
    Chair of the hospital’s league of friends, Adrian Rutter, told the meeting that local people had fundraised about £100,000 for the hospital and understandably, felt it belonged to them.  He wanted to know why Ottery had been selected.

    Dr Rob Daniels went through the reasons, which largely related to Ottery having a largely healthy population which was mainly not deprived.

    One resident referred to the closure of the hospital being a “betrayal” of Ottery residents.

    Angela Glanville spoke about the cost to the community of the bed losses and the value of having beds available in Ottery for Ottery people.

    Retired Ottery GP, Dr Tim Cox, talked about the importance of having beds available for care of the dying and that although many people do wish to die at home, sometimes it just isn’t possible and a bed at Ottery Hospital is the closest thing to dying at home.

    Ottery town councillor, Martin Thurgood, spoke about the need to consider alternatives to closing beds and losing the minor injuries unit, at Ottery Hospital. He said the plans were “piecemeal” and explained that whatever work RD&E carried out in terms of surgery, the CCG had no option but to pay for.  It was partly this that had resulted in the huge deficit.

    Cllr Roger Giles said he thought that the Northern Devon Healthcare Trust’s plans for a stroke unit were a PR exercise and no more than a stay of execution.  He explained that when he and I visited Dr Rob Daniels and Dr Justin Geddes (who were very helpful) to hear in a detailed way about why Ottery was selected for bed losses, we disputed much of what we were told, particularly from a planning (development) perspective.

    Another resident spoke of the pressures that Cranbrook would create, especially as a GP surgery had not yet been agreed to be provided there.  CCG managing director, John Finn, confirmed that NHS England would have a GP surgery operating at Cranbrook in the first quarter of next year.

    I said that things were obviously desperate and that I was reeling from hearing on the news this morning that the NHS in Devon was going to be in debt by an incomprehensible £430m in five years time.

    I said that there seemed to be contradictions, with promises that there would be no bed losses overall in East Devon, yet the consultation document indicated that there would be “significant” bed losses in time, if there was agreement that the hospital at home scheme was working. 

    Also that the main reason for change was financial challenge, yet the costs of running a hospital at home scheme could be almost £1m a year. And the cost of setting up a health and wellbeing hub could be in the region of £1m, as it had been at Budleigh Salterton. There the league of friends had contributed about half that amount.  I couldn’t see any savings to be made by cutting the beds at Ottery.

    I asked if the reasons for the massive financial problems was due to the NHS being starved of funds by the government.

    But Dr David Jenner disallowed my question as he said it was political!

    Question aside, what I know for certain is that in the nineties and noughties around 6-8 per cent of funding growth was regularly pumped into the NHS.

(Records from a dataset)
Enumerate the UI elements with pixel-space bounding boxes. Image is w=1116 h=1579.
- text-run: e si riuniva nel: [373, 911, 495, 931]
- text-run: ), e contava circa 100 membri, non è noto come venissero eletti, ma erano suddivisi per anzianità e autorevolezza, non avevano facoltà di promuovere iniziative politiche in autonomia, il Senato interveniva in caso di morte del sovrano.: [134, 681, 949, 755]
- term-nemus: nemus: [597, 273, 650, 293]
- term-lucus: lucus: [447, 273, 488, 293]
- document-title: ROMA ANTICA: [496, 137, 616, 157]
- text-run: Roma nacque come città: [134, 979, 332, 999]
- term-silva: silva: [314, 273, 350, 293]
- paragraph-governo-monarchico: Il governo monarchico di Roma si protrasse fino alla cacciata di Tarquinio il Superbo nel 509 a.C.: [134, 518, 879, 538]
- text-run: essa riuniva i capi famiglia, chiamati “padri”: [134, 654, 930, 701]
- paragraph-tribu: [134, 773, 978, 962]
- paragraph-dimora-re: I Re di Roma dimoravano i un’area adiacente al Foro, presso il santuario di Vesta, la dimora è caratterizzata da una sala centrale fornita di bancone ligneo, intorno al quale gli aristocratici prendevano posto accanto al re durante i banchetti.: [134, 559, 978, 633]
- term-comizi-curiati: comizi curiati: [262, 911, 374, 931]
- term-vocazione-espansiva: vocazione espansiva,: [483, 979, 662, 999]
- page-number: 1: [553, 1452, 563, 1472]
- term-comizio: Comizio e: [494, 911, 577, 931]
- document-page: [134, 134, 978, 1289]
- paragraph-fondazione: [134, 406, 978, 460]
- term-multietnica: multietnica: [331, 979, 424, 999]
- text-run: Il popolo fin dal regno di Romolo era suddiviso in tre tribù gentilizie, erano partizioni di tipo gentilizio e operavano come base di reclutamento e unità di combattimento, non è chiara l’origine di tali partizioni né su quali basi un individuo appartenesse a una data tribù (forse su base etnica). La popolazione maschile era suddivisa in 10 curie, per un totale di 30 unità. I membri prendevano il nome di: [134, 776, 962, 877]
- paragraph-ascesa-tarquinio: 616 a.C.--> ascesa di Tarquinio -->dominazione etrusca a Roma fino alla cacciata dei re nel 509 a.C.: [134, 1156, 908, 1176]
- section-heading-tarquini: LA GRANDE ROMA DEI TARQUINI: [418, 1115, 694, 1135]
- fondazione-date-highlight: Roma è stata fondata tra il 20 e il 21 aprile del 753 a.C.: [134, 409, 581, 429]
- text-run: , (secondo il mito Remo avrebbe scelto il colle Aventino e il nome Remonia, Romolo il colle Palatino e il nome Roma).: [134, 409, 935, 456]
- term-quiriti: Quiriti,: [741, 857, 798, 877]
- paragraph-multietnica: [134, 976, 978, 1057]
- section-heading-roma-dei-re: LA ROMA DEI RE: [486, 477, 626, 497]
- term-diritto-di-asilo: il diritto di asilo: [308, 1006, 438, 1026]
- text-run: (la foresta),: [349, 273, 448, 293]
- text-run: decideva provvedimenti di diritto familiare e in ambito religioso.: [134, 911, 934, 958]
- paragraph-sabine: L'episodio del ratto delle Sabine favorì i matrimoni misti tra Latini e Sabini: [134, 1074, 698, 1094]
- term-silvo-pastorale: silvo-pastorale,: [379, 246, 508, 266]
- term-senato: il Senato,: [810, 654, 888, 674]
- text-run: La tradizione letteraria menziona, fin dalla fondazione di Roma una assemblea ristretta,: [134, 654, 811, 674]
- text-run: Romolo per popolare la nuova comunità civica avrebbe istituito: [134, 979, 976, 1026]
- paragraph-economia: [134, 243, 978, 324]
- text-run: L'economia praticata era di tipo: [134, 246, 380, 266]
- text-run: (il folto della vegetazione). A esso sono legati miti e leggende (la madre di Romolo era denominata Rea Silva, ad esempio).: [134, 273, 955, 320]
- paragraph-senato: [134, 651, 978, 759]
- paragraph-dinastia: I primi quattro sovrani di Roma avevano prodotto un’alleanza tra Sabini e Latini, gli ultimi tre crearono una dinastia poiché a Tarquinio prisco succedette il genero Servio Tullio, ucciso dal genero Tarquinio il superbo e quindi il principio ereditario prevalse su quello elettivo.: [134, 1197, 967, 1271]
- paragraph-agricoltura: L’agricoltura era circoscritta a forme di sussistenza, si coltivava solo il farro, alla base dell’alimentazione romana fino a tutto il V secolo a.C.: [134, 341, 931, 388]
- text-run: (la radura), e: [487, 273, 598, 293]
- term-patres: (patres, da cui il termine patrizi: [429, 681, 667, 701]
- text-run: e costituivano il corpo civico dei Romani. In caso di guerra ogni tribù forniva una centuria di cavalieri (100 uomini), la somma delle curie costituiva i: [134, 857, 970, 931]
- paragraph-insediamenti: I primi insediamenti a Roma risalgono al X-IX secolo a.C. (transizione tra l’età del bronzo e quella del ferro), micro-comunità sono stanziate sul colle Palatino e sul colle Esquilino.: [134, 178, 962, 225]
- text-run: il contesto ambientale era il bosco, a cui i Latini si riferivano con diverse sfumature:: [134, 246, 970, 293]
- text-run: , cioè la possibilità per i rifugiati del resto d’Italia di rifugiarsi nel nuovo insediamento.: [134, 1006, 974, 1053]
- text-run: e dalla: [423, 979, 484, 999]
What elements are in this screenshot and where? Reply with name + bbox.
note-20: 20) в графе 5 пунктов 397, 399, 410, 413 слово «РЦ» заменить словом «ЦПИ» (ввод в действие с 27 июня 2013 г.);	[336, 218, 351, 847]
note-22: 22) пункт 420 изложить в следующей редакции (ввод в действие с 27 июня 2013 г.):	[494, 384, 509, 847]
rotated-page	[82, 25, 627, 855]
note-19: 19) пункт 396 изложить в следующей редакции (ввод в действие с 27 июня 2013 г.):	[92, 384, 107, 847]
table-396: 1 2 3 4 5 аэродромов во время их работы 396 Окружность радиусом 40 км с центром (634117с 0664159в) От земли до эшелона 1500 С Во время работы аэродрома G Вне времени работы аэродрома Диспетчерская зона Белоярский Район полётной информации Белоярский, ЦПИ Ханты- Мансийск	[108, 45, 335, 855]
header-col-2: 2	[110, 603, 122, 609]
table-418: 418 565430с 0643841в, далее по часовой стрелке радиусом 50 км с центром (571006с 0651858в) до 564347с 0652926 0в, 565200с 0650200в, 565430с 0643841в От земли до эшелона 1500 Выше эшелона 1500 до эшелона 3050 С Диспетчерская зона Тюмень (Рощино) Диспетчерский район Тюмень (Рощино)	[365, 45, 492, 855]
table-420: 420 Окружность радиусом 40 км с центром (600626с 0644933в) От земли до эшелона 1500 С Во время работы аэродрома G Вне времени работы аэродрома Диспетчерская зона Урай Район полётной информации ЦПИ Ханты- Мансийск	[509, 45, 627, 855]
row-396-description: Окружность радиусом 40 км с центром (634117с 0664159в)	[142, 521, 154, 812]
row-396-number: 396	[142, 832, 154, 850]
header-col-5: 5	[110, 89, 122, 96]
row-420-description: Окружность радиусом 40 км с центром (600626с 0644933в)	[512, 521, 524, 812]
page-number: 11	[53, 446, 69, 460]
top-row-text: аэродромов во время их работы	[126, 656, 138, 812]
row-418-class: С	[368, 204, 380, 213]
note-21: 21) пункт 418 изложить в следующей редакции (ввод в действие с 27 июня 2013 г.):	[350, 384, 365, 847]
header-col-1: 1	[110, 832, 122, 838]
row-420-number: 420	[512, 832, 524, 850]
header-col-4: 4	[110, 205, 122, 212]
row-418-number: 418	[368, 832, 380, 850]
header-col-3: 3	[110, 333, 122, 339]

**TASKS AND EXERCISES**
1. Copy the part of the Ottery Hospital text that starts with "Chair of the" and ends with "of Ottery residents.", swapping in "raised" wherever "fundraised" appears.
2. According to the Ottery Hospital text, when did CCG managing director John Finn say NHS England would have a GP surgery operating at Cranbrook?
These records have nothing to do with the text.

**SOLUTIONS TO THE EXERCISE**
1.
Chair of the hospital’s league of friends, Adrian Rutter, told the meeting that local people had raised about £100,000 for the hospital and understandably, felt it belonged to them.  He wanted to know why Ottery had been selected.

    Dr Rob Daniels went through the reasons, which largely related to Ottery having a largely healthy population which was mainly not deprived.

    One resident referred to the closure of the hospital being a “betrayal” of Ottery residents.

2. In the first quarter of next year.